### EXERCISE DESCRIPTION
Can you transcribe every record below exactly as it appears?

### GIVEN DATA

--------

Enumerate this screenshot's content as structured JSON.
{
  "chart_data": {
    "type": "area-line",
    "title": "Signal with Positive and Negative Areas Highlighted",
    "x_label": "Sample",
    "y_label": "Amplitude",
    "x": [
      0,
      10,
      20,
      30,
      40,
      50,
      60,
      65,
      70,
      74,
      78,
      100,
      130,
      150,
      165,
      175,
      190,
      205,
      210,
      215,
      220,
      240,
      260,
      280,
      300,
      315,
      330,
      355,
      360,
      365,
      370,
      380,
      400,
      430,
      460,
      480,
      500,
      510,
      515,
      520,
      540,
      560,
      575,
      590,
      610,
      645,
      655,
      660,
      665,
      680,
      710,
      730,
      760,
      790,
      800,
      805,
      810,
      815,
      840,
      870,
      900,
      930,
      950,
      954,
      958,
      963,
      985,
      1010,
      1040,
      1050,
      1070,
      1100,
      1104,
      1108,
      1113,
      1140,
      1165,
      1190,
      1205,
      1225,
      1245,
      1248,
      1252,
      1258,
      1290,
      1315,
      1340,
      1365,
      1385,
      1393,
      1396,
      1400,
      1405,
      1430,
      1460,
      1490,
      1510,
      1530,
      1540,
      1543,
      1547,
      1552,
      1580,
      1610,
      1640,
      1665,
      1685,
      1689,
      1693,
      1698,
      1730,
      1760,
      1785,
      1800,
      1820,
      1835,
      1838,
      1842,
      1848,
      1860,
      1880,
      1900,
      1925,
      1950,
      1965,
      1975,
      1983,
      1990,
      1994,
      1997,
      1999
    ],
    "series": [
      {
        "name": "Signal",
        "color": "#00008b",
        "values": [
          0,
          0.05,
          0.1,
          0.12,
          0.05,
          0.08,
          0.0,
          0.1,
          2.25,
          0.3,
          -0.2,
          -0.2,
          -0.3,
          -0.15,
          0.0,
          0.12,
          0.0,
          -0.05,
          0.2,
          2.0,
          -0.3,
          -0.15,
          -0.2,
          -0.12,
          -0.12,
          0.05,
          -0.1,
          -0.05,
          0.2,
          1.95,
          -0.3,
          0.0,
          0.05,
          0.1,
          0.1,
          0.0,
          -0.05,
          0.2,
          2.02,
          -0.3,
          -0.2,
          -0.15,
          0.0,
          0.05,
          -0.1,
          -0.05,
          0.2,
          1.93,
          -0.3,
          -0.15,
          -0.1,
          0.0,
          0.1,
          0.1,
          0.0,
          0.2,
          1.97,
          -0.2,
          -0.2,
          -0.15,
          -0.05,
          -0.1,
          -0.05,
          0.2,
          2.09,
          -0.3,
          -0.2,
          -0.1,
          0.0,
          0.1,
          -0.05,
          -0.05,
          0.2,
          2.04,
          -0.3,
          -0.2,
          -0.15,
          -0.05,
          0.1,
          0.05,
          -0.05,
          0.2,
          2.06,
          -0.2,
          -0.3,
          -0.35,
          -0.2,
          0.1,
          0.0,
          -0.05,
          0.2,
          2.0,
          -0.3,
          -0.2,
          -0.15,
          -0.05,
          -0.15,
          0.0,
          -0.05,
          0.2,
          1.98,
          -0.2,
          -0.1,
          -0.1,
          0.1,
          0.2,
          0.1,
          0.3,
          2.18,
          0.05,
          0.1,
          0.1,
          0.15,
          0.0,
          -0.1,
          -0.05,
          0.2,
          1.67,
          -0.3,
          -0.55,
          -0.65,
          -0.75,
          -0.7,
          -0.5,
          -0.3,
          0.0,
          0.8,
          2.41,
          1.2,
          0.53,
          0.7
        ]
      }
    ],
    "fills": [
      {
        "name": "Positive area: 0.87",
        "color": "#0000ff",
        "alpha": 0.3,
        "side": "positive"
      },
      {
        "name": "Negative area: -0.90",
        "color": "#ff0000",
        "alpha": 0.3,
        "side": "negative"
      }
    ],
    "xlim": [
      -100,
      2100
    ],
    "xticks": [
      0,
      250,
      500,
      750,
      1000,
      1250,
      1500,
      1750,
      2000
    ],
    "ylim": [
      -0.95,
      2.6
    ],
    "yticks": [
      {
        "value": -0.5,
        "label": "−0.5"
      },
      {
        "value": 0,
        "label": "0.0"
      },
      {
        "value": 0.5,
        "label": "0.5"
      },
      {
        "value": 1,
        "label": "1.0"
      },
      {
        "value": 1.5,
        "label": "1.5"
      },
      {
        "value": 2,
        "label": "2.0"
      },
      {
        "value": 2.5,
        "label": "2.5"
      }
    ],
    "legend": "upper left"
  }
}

--------

### EXERCISE SOLUTION
Enumerate this screenshot's content as structured JSON.
{
  "chart_data": {
    "type": "area-line",
    "title": "Signal with Positive and Negative Areas Highlighted",
    "x_label": "Sample",
    "y_label": "Amplitude",
    "x": [
      0,
      10,
      20,
      30,
      40,
      50,
      60,
      65,
      70,
      74,
      78,
      100,
      130,
      150,
      165,
      175,
      190,
      205,
      210,
      215,
      220,
      240,
      260,
      280,
      300,
      315,
      330,
      355,
      360,
      365,
      370,
      380,
      400,
      430,
      460,
      480,
      500,
      510,
      515,
      520,
      540,
      560,
      575,
      590,
      610,
      645,
      655,
      660,
      665,
      680,
      710,
      730,
      760,
      790,
      800,
      805,
      810,
      815,
      840,
      870,
      900,
      930,
      950,
      954,
      958,
      963,
      985,
      1010,
      1040,
      1050,
      1070,
      1100,
      1104,
      1108,
      1113,
      1140,
      1165,
      1190,
      1205,
      1225,
      1245,
      1248,
      1252,
      1258,
      1290,
      1315,
      1340,
      1365,
      1385,
      1393,
      1396,
      1400,
      1405,
      1430,
      1460,
      1490,
      1510,
      1530,
      1540,
      1543,
      1547,
      1552,
      1580,
      1610,
      1640,
      1665,
      1685,
      1689,
      1693,
      1698,
      1730,
      1760,
      1785,
      1800,
      1820,
      1835,
      1838,
      1842,
      1848,
      1860,
      1880,
      1900,
      1925,
      1950,
      1965,
      1975,
      1983,
      1990,
      1994,
      1997,
      1999
    ],
    "series": [
      {
        "name": "Signal",
        "color": "#00008b",
        "values": [
          0,
          0.05,
          0.1,
          0.12,
          0.05,
          0.08,
          0.0,
          0.1,
          2.25,
          0.3,
          -0.2,
          -0.2,
          -0.3,
          -0.15,
          0.0,
          0.12,
          0.0,
          -0.05,
          0.2,
          2.0,
          -0.3,
          -0.15,
          -0.2,
          -0.12,
          -0.12,
          0.05,
          -0.1,
          -0.05,
          0.2,
          1.95,
          -0.3,
          0.0,
          0.05,
          0.1,
          0.1,
          0.0,
          -0.05,
          0.2,
          2.02,
          -0.3,
          -0.2,
          -0.15,
          0.0,
          0.05,
          -0.1,
          -0.05,
          0.2,
          1.93,
          -0.3,
          -0.15,
          -0.1,
          0.0,
          0.1,
          0.1,
          0.0,
          0.2,
          1.97,
          -0.2,
          -0.2,
          -0.15,
          -0.05,
          -0.1,
          -0.05,
          0.2,
          2.09,
          -0.3,
          -0.2,
          -0.1,
          0.0,
          0.1,
          -0.05,
          -0.05,
          0.2,
          2.04,
          -0.3,
          -0.2,
          -0.15,
          -0.05,
          0.1,
          0.05,
          -0.05,
          0.2,
          2.06,
          -0.2,
          -0.3,
          -0.35,
          -0.2,
          0.1,
          0.0,
          -0.05,
          0.2,
          2.0,
          -0.3,
          -0.2,
          -0.15,
          -0.05,
          -0.15,
          0.0,
          -0.05,
          0.2,
          1.98,
          -0.2,
          -0.1,
          -0.1,
          0.1,
          0.2,
          0.1,
          0.3,
          2.18,
          0.05,
          0.1,
          0.1,
          0.15,
          0.0,
          -0.1,
          -0.05,
          0.2,
          1.67,
          -0.3,
          -0.55,
          -0.65,
          -0.75,
          -0.7,
          -0.5,
          -0.3,
          0.0,
          0.8,
          2.41,
          1.2,
          0.53,
          0.7
        ]
      }
    ],
    "fills": [
      {
        "name": "Positive area: 0.87",
        "color": "#0000ff",
        "alpha": 0.3,
        "side": "positive"
      },
      {
        "name": "Negative area: -0.90",
        "color": "#ff0000",
        "alpha": 0.3,
        "side": "negative"
      }
    ],
    "xlim": [
      -100,
      2100
    ],
    "xticks": [
      0,
      250,
      500,
      750,
      1000,
      1250,
      1500,
      1750,
      2000
    ],
    "ylim": [
      -0.95,
      2.6
    ],
    "yticks": [
      {
        "value": -0.5,
        "label": "−0.5"
      },
      {
        "value": 0,
        "label": "0.0"
      },
      {
        "value": 0.5,
        "label": "0.5"
      },
      {
        "value": 1,
        "label": "1.0"
      },
      {
        "value": 1.5,
        "label": "1.5"
      },
      {
        "value": 2,
        "label": "2.0"
      },
      {
        "value": 2.5,
        "label": "2.5"
      }
    ],
    "legend": "upper left"
  }
}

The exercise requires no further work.